Extract every line below, verbatim.

------

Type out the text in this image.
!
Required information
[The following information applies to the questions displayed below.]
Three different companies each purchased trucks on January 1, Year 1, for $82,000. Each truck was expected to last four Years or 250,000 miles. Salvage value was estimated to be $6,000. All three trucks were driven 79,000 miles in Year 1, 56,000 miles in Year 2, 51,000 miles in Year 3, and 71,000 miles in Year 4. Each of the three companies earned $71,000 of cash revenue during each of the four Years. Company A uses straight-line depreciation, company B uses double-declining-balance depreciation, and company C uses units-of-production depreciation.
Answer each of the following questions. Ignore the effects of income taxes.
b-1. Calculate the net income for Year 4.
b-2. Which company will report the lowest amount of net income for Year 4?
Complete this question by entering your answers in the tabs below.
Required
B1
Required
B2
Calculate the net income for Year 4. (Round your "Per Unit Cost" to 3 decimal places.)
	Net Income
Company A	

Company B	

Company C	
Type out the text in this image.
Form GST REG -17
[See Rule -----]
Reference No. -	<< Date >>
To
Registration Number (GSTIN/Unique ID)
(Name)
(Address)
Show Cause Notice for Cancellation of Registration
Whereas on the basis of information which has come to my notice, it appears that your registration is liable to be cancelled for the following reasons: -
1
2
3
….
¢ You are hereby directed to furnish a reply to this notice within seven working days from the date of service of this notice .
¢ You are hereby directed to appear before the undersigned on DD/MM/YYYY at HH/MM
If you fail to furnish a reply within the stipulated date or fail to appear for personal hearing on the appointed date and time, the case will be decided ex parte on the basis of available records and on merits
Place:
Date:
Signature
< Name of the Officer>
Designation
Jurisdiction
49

------

**Expected answer:**
Type out the text in this image.
!
Required information
[The following information applies to the questions displayed below.]
Three different companies each purchased trucks on January 1, Year 1, for $82,000. Each truck was expected to last four Years or 250,000 miles. Salvage value was estimated to be $6,000. All three trucks were driven 79,000 miles in Year 1, 56,000 miles in Year 2, 51,000 miles in Year 3, and 71,000 miles in Year 4. Each of the three companies earned $71,000 of cash revenue during each of the four Years. Company A uses straight-line depreciation, company B uses double-declining-balance depreciation, and company C uses units-of-production depreciation.
Answer each of the following questions. Ignore the effects of income taxes.
b-1. Calculate the net income for Year 4.
b-2. Which company will report the lowest amount of net income for Year 4?
Complete this question by entering your answers in the tabs below.
Required
B1
Required
B2
Calculate the net income for Year 4. (Round your "Per Unit Cost" to 3 decimal places.)
	Net Income
Company A	

Company B	

Company C	
Type out the text in this image.
Form GST REG -17
[See Rule -----]
Reference No. -	<< Date >>
To
Registration Number (GSTIN/Unique ID)
(Name)
(Address)
Show Cause Notice for Cancellation of Registration
Whereas on the basis of information which has come to my notice, it appears that your registration is liable to be cancelled for the following reasons: -
1
2
3
….
¢ You are hereby directed to furnish a reply to this notice within seven working days from the date of service of this notice .
¢ You are hereby directed to appear before the undersigned on DD/MM/YYYY at HH/MM
If you fail to furnish a reply within the stipulated date or fail to appear for personal hearing on the appointed date and time, the case will be decided ex parte on the basis of available records and on merits
Place:
Date:
Signature
< Name of the Officer>
Designation
Jurisdiction
49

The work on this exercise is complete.